EXERCISE INSTRUCTIONS:
Each line that follows is to be retyped exactly.

GIVEN DATA:

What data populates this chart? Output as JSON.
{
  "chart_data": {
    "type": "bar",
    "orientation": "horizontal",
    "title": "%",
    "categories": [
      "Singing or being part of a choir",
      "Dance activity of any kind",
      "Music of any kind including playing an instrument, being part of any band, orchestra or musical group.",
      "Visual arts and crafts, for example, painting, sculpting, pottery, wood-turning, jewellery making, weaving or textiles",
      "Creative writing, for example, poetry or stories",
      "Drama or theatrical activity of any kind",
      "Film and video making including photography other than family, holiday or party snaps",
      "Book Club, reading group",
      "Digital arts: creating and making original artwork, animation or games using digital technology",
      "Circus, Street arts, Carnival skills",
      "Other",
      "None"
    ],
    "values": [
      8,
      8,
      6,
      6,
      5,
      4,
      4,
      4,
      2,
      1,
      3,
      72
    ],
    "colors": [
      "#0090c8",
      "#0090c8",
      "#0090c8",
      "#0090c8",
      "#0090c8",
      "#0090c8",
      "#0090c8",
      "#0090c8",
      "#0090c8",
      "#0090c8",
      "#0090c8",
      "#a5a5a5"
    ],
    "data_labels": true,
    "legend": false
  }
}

WRITTEN ANSWER:
What data populates this chart? Output as JSON.
{
  "chart_data": {
    "type": "bar",
    "orientation": "horizontal",
    "title": "%",
    "categories": [
      "Singing or being part of a choir",
      "Dance activity of any kind",
      "Music of any kind including playing an instrument, being part of any band, orchestra or musical group.",
      "Visual arts and crafts, for example, painting, sculpting, pottery, wood-turning, jewellery making, weaving or textiles",
      "Creative writing, for example, poetry or stories",
      "Drama or theatrical activity of any kind",
      "Film and video making including photography other than family, holiday or party snaps",
      "Book Club, reading group",
      "Digital arts: creating and making original artwork, animation or games using digital technology",
      "Circus, Street arts, Carnival skills",
      "Other",
      "None"
    ],
    "values": [
      8,
      8,
      6,
      6,
      5,
      4,
      4,
      4,
      2,
      1,
      3,
      72
    ],
    "colors": [
      "#0090c8",
      "#0090c8",
      "#0090c8",
      "#0090c8",
      "#0090c8",
      "#0090c8",
      "#0090c8",
      "#0090c8",
      "#0090c8",
      "#0090c8",
      "#0090c8",
      "#a5a5a5"
    ],
    "data_labels": true,
    "legend": false
  }
}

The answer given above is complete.